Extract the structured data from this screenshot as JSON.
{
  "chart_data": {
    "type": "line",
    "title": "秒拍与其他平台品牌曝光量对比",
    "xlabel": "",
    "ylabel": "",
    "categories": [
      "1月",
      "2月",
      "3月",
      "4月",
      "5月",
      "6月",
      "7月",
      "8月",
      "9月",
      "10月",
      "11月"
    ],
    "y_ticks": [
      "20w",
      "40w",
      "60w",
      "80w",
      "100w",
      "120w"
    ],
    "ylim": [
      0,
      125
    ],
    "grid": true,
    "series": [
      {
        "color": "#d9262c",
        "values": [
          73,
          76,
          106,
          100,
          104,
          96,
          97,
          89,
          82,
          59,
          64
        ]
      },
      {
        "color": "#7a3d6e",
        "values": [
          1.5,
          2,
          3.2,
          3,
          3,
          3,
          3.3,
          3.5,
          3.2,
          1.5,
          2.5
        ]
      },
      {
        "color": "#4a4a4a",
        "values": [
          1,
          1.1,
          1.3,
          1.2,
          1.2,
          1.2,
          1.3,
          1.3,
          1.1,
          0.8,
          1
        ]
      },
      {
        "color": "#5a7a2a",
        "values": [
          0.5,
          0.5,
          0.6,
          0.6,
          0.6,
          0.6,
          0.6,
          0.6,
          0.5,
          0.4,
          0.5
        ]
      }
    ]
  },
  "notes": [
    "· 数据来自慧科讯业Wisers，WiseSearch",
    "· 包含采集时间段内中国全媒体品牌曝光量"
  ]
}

+++

Task objective:
Return what is listed above, exactly and completely.

Response to the task:
Extract the structured data from this screenshot as JSON.
{
  "chart_data": {
    "type": "line",
    "title": "秒拍与其他平台品牌曝光量对比",
    "xlabel": "",
    "ylabel": "",
    "categories": [
      "1月",
      "2月",
      "3月",
      "4月",
      "5月",
      "6月",
      "7月",
      "8月",
      "9月",
      "10月",
      "11月"
    ],
    "y_ticks": [
      "20w",
      "40w",
      "60w",
      "80w",
      "100w",
      "120w"
    ],
    "ylim": [
      0,
      125
    ],
    "grid": true,
    "series": [
      {
        "color": "#d9262c",
        "values": [
          73,
          76,
          106,
          100,
          104,
          96,
          97,
          89,
          82,
          59,
          64
        ]
      },
      {
        "color": "#7a3d6e",
        "values": [
          1.5,
          2,
          3.2,
          3,
          3,
          3,
          3.3,
          3.5,
          3.2,
          1.5,
          2.5
        ]
      },
      {
        "color": "#4a4a4a",
        "values": [
          1,
          1.1,
          1.3,
          1.2,
          1.2,
          1.2,
          1.3,
          1.3,
          1.1,
          0.8,
          1
        ]
      },
      {
        "color": "#5a7a2a",
        "values": [
          0.5,
          0.5,
          0.6,
          0.6,
          0.6,
          0.6,
          0.6,
          0.6,
          0.5,
          0.4,
          0.5
        ]
      }
    ]
  },
  "notes": [
    "· 数据来自慧科讯业Wisers，WiseSearch",
    "· 包含采集时间段内中国全媒体品牌曝光量"
  ]
}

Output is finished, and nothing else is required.